# DIRECTIONS
For the word "lactose", search the records and show each line in which it occurs.
(EXTRACTED INFORMATION begins)
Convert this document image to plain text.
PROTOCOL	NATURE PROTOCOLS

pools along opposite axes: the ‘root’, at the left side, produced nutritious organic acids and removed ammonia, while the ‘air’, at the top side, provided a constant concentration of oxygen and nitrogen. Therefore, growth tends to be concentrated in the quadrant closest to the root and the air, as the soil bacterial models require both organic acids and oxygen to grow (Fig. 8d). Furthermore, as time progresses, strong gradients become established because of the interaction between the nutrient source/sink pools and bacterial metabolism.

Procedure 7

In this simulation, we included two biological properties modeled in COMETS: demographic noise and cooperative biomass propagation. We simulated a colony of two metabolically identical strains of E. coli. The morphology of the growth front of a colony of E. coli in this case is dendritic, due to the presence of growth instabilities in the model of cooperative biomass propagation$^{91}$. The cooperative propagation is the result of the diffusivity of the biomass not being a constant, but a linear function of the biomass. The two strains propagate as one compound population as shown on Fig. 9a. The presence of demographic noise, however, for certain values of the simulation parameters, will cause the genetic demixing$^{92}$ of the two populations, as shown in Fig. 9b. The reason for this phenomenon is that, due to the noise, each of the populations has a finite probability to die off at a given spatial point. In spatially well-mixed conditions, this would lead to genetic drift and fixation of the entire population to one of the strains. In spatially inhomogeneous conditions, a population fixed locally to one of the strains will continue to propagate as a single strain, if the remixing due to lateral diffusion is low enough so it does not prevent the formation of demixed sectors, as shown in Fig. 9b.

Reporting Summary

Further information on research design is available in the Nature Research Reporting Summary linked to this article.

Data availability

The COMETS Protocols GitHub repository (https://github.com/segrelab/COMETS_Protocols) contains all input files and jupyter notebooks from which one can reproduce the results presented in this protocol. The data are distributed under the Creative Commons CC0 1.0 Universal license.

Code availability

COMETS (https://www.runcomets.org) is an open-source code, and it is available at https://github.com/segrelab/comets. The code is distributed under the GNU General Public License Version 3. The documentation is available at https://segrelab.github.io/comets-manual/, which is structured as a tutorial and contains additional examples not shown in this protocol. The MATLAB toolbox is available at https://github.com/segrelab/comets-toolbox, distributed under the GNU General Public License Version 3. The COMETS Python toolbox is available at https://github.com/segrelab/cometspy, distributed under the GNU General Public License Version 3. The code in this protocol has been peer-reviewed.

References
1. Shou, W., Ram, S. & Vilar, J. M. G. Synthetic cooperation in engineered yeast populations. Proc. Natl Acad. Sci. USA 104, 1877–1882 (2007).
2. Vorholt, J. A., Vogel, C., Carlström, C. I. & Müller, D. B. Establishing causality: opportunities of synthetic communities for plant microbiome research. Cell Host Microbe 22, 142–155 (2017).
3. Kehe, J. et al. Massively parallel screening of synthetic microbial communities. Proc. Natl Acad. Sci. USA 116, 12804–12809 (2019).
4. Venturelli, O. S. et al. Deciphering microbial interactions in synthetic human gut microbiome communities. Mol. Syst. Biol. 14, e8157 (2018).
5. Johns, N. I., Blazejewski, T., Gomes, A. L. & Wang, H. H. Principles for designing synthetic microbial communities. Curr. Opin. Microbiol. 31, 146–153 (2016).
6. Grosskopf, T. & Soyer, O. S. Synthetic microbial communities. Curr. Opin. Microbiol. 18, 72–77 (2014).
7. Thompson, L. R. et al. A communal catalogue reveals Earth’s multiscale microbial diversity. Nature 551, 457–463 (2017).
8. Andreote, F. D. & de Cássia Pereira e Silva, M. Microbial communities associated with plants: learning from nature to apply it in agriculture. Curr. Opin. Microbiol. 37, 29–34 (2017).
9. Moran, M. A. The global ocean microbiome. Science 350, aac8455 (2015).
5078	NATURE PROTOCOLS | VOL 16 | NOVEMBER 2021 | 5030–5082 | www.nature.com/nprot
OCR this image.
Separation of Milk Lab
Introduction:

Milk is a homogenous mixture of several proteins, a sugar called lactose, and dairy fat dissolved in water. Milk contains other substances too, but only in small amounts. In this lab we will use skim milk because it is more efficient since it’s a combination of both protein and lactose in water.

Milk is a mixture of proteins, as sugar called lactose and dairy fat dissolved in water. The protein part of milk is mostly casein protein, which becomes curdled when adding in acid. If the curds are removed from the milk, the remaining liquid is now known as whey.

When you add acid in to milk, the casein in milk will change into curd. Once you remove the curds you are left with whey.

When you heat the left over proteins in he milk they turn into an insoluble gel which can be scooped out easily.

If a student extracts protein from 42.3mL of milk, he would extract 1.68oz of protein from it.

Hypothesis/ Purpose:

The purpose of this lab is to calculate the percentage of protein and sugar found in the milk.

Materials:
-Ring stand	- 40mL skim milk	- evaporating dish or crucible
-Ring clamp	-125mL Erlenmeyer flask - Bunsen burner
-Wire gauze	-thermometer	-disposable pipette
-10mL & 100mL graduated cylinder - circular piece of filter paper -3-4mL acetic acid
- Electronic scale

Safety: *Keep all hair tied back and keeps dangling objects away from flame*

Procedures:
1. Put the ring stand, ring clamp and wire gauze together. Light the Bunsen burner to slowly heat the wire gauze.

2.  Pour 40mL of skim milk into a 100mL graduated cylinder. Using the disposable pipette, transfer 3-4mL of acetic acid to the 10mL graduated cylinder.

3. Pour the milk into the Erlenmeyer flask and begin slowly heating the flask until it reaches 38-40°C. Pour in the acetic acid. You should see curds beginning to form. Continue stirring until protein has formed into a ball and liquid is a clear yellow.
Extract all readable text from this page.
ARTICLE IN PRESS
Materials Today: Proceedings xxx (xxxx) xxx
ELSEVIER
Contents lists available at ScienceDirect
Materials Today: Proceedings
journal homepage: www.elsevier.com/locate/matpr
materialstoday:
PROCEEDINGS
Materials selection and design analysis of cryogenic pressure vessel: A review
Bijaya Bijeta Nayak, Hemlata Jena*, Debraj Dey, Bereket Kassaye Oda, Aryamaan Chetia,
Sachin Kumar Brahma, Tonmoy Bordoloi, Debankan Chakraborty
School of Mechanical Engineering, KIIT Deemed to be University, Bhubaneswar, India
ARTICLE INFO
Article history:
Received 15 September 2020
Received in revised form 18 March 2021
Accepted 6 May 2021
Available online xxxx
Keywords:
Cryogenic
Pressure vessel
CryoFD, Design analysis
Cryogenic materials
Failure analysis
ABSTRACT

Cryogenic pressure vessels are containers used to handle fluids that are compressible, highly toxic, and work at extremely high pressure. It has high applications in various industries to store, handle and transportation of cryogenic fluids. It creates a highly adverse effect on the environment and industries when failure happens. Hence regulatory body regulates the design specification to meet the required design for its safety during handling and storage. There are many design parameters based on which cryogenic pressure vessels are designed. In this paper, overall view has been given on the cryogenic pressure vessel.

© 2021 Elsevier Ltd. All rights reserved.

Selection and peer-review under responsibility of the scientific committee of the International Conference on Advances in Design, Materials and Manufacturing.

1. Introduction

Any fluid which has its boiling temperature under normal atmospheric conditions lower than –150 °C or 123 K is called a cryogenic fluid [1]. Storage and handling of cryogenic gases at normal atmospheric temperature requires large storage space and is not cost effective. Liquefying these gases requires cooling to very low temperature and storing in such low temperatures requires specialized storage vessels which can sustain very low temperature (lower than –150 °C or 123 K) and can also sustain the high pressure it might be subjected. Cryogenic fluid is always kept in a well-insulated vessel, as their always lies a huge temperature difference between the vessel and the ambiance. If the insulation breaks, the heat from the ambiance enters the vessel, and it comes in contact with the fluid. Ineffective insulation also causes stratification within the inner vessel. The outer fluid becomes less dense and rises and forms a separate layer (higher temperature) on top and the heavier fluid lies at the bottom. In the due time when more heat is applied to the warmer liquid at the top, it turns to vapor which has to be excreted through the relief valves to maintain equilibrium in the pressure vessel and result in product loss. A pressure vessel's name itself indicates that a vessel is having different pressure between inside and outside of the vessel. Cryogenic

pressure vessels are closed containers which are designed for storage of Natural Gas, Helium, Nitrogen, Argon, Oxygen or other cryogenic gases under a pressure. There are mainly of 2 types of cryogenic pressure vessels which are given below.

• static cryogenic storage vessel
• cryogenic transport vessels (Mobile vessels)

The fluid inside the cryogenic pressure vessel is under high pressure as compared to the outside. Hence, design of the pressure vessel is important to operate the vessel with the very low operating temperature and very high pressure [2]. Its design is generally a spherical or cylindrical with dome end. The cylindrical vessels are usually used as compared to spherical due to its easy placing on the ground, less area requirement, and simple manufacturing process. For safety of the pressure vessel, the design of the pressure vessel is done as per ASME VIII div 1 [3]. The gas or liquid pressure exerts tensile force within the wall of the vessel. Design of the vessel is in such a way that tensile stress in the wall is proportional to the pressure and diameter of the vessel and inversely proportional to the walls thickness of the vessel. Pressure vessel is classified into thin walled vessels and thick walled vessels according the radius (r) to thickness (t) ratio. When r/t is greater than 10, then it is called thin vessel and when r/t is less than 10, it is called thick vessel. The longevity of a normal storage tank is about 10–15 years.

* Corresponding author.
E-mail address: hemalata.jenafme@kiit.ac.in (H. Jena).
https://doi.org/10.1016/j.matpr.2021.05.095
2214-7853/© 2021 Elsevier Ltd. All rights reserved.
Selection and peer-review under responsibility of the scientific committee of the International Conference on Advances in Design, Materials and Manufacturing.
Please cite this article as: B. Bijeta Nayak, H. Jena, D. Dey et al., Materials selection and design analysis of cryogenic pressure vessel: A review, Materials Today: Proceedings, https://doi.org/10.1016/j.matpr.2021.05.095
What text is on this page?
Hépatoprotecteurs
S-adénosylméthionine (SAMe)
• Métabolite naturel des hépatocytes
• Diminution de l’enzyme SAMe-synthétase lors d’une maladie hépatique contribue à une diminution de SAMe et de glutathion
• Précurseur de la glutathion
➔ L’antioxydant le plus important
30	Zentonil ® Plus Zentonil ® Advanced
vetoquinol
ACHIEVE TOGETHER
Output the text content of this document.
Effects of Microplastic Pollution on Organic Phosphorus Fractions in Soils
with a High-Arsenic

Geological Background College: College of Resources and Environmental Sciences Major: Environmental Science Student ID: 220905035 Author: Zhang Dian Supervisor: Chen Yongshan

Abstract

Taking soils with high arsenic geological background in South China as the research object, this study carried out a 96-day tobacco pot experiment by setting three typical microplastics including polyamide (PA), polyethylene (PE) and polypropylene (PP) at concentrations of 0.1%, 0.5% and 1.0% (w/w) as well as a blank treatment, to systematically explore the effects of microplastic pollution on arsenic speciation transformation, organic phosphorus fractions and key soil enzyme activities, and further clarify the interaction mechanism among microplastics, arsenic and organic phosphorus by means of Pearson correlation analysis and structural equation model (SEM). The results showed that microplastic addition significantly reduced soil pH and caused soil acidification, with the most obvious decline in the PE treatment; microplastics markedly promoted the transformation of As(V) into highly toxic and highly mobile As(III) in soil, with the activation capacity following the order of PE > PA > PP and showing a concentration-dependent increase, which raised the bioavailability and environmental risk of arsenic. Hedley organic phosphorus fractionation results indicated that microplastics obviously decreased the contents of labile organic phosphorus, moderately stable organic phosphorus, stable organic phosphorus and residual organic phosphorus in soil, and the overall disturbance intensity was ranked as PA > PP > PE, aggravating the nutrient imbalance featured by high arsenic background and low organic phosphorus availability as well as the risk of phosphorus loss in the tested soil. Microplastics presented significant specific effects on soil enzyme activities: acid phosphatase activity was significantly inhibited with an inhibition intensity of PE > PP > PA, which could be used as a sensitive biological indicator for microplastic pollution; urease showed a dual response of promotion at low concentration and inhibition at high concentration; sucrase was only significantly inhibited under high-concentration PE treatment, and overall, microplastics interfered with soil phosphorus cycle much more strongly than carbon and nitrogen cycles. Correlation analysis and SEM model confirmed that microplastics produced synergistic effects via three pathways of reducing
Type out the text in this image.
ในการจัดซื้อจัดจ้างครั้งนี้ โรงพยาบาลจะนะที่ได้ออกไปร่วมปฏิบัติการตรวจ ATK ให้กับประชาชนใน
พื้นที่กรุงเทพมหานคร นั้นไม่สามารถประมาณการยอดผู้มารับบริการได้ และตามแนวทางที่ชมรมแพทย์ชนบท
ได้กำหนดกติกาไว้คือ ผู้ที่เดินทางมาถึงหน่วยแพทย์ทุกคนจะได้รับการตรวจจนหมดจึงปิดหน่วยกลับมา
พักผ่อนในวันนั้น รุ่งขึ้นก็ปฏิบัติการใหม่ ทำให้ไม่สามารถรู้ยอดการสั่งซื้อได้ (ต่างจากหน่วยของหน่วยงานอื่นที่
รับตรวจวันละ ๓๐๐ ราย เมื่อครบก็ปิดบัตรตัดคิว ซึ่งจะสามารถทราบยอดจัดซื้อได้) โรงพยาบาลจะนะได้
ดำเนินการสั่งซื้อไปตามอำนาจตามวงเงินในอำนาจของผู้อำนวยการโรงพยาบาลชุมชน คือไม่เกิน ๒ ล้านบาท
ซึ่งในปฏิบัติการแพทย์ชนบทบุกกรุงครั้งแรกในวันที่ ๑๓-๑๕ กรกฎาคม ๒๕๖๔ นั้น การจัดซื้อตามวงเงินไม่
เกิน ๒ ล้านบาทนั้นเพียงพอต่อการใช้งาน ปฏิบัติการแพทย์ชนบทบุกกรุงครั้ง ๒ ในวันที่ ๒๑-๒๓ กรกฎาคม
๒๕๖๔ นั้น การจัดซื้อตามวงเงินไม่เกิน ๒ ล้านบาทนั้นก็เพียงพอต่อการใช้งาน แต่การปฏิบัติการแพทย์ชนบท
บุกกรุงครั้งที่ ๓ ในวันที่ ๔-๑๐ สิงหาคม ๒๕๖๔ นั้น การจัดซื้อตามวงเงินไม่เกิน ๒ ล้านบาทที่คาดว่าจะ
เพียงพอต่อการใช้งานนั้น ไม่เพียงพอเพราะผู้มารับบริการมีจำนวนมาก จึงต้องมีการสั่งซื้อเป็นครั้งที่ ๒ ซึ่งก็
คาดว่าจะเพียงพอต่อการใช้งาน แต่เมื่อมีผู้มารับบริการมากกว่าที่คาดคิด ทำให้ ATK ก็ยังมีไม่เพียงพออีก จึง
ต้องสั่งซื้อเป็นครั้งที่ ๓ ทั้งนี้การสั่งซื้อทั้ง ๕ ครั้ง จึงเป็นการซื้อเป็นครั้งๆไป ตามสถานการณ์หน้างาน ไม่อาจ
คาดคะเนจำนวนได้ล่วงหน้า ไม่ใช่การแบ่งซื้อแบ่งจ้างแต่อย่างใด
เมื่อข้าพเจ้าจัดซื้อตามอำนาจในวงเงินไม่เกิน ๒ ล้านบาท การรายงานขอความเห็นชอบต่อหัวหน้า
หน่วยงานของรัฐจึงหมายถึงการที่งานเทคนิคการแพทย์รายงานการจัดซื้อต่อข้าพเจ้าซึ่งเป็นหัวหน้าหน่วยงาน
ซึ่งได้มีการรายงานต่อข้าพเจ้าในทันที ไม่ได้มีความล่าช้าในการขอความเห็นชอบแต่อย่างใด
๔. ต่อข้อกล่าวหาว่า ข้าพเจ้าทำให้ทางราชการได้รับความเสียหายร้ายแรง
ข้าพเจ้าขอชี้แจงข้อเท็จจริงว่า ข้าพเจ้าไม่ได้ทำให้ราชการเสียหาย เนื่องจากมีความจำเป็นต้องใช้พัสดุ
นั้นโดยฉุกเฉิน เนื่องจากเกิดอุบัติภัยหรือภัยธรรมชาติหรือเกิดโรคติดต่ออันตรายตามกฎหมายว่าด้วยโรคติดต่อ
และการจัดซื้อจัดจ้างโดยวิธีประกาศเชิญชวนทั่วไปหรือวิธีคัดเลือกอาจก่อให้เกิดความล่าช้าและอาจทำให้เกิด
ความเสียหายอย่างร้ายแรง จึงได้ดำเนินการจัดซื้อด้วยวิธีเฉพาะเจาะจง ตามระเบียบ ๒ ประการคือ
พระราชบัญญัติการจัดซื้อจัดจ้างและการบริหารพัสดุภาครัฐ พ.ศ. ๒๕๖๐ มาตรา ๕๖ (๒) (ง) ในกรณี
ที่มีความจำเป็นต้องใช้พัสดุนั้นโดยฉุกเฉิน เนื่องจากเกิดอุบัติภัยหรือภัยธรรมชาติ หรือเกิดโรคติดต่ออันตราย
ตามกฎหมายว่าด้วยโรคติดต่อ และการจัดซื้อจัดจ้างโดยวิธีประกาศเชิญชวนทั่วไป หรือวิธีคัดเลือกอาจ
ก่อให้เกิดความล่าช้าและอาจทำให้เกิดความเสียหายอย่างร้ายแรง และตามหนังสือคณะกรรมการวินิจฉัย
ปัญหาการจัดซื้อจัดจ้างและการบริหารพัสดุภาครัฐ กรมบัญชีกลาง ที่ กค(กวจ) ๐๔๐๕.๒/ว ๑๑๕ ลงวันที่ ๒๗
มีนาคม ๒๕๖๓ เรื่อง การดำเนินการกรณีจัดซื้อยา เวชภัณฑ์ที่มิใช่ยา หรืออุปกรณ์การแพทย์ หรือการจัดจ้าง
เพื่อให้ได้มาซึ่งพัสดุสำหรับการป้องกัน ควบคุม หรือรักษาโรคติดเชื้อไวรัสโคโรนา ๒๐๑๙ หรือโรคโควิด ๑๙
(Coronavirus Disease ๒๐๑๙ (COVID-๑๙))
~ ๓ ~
(EXTRACTED INFORMATION ends)
# OUTPUT OF THE TASK
Milk is a homogenous mixture of several proteins, a sugar called lactose, and dairy fat dissolved in water. Milk contains other substances too, but only in small amounts. In this lab we will use skim milk because it is more efficient since it’s a combination of both protein and lactose in water.
Milk is a mixture of proteins, as sugar called lactose and dairy fat dissolved in water. The protein part of milk is mostly casein protein, which becomes curdled when adding in acid. If the curds are removed from the milk, the remaining liquid is now known as whey.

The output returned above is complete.